STATED EXERCISE A: Switch "curr-val" to "current-val" in the records, over the stretch from the start of the records through the line containing "- shade-cell: b: [29, 558, 55, 573]", and return that stretch with all else unchanged.

READING PASSAGE:
## Start

Netdata Community

Monitoring glusterfs

Hi all,

I’m using netdata to monitor an HPC setup, using gluster as the storage backend. It seems that Netdata is not able to monitor gluster mountpoints. hopefully I have misunderstood this?

BR Kasper

Yes absolutely,

I will see to come up with something one of these days.

Cheers!

That can work too, but we need to move the existing bug reports from the internal “product” repo, because we can’t make that public.

I think I would prefer a public Netdata Cloud repo, since we are moving to a paradigm where bugs/PRs about the agent are tracked on Github while the rest of the discussion happens on the forum.
What do you think @christopher-akritidis?

Category in our community forum. Ideally we’d have a two way integration with the internal GitHub “product” repository for issues labeled as bugs, but I haven’t looked into whether something like this exists.

Thanks @kasper-lund and @leonidas-vrachnis for the queue, it’s a very interesting topic indeed.

## End

STATED EXERCISE B: Duplicate the whole glusterfs monitoring thread word for word.

STORED ROWS:

## Start

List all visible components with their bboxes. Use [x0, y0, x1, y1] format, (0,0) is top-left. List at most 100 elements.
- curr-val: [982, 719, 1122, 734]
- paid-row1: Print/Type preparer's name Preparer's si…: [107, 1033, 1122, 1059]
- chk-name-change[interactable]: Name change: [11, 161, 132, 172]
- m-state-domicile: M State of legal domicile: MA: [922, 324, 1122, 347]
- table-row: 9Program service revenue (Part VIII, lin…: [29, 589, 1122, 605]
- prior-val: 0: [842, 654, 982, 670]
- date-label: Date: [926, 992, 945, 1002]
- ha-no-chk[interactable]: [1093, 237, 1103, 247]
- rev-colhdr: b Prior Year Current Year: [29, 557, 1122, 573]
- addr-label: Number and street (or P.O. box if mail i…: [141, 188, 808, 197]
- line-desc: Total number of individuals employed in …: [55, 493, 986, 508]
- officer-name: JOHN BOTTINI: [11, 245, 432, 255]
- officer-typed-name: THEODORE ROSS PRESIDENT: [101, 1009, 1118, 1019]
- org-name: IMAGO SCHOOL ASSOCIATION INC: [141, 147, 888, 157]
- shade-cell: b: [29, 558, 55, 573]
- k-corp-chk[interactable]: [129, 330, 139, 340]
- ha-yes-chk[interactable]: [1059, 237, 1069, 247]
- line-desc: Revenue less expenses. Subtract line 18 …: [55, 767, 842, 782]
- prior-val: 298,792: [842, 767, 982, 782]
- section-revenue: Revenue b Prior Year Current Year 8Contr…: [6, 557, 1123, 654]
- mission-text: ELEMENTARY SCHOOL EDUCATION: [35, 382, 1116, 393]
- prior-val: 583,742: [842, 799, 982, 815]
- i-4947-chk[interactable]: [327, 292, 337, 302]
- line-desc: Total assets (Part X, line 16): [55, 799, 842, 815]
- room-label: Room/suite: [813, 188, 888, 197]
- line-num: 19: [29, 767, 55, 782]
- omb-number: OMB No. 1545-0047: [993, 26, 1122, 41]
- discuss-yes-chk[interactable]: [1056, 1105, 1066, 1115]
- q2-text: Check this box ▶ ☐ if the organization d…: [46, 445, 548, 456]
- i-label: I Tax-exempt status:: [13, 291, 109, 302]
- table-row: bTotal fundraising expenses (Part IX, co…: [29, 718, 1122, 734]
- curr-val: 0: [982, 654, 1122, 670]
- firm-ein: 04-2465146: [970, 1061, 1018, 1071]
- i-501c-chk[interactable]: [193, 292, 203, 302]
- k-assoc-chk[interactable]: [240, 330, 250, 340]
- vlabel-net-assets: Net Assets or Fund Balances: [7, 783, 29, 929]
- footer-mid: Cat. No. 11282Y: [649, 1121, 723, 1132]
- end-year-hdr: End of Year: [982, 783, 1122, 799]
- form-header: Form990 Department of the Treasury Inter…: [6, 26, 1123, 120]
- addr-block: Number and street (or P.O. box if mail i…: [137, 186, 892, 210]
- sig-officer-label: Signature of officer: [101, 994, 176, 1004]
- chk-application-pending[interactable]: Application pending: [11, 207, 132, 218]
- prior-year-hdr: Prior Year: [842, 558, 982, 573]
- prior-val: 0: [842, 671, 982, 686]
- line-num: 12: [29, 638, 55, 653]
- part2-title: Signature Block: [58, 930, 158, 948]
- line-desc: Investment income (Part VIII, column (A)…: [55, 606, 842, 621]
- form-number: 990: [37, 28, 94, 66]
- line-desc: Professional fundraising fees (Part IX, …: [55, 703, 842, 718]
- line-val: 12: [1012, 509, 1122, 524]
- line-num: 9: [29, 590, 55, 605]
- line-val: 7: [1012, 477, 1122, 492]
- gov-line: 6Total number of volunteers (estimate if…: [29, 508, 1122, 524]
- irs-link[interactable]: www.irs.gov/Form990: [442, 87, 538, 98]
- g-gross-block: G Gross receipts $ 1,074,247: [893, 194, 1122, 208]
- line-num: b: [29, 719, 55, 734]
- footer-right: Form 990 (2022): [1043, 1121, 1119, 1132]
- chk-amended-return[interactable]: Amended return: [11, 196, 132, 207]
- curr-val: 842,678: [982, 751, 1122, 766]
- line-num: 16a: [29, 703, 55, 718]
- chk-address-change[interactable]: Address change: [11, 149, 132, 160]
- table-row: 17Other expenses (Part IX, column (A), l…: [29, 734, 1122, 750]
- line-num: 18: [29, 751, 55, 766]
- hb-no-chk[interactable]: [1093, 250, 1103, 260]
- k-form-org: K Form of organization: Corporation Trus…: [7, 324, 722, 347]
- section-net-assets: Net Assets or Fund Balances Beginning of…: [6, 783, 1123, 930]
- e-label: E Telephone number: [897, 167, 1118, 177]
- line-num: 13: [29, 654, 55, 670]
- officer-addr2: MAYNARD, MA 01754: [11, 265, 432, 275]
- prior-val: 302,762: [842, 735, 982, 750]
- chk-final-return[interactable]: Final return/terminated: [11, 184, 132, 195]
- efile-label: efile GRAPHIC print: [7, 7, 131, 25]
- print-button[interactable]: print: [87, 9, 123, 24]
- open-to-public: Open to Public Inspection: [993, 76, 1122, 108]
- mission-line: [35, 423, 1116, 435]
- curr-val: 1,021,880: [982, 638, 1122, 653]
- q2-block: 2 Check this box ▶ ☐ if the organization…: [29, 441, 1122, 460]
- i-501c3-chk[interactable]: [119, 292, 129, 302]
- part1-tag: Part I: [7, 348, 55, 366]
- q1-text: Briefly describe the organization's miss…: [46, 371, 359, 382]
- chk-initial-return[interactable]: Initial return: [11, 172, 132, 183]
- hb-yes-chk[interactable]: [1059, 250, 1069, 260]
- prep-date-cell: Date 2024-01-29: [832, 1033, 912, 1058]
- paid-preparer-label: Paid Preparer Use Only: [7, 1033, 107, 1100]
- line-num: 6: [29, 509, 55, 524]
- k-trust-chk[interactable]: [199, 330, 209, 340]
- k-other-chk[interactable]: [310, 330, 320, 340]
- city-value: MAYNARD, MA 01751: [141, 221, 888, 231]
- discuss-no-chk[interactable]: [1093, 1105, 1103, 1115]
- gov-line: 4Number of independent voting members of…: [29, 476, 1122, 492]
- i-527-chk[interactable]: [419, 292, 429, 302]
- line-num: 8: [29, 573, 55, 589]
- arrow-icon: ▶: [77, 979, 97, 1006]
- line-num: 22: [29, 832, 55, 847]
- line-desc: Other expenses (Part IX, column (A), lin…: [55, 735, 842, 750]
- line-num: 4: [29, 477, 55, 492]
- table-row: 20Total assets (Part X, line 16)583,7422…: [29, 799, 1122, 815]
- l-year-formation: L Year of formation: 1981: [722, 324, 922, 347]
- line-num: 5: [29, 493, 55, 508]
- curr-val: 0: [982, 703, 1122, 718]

## End

FINISHED ANSWER A:
List all visible components with their bboxes. Use [x0, y0, x1, y1] format, (0,0) is top-left. List at most 100 elements.
- current-val: [982, 719, 1122, 734]
- paid-row1: Print/Type preparer's name Preparer's si…: [107, 1033, 1122, 1059]
- chk-name-change[interactable]: Name change: [11, 161, 132, 172]
- m-state-domicile: M State of legal domicile: MA: [922, 324, 1122, 347]
- table-row: 9Program service revenue (Part VIII, lin…: [29, 589, 1122, 605]
- prior-val: 0: [842, 654, 982, 670]
- date-label: Date: [926, 992, 945, 1002]
- ha-no-chk[interactable]: [1093, 237, 1103, 247]
- rev-colhdr: b Prior Year Current Year: [29, 557, 1122, 573]
- addr-label: Number and street (or P.O. box if mail i…: [141, 188, 808, 197]
- line-desc: Total number of individuals employed in …: [55, 493, 986, 508]
- officer-name: JOHN BOTTINI: [11, 245, 432, 255]
- officer-typed-name: THEODORE ROSS PRESIDENT: [101, 1009, 1118, 1019]
- org-name: IMAGO SCHOOL ASSOCIATION INC: [141, 147, 888, 157]
- shade-cell: b: [29, 558, 55, 573]

FINISHED ANSWER B:
Netdata Community

Monitoring glusterfs

Hi all,

I’m using netdata to monitor an HPC setup, using gluster as the storage backend. It seems that Netdata is not able to monitor gluster mountpoints. hopefully I have misunderstood this?

BR Kasper

Yes absolutely,

I will see to come up with something one of these days.

Cheers!

That can work too, but we need to move the existing bug reports from the internal “product” repo, because we can’t make that public.

I think I would prefer a public Netdata Cloud repo, since we are moving to a paradigm where bugs/PRs about the agent are tracked on Github while the rest of the discussion happens on the forum.
What do you think @christopher-akritidis?

Category in our community forum. Ideally we’d have a two way integration with the internal GitHub “product” repository for issues labeled as bugs, but I haven’t looked into whether something like this exists.

Thanks @kasper-lund and @leonidas-vrachnis for the queue, it’s a very interesting topic indeed.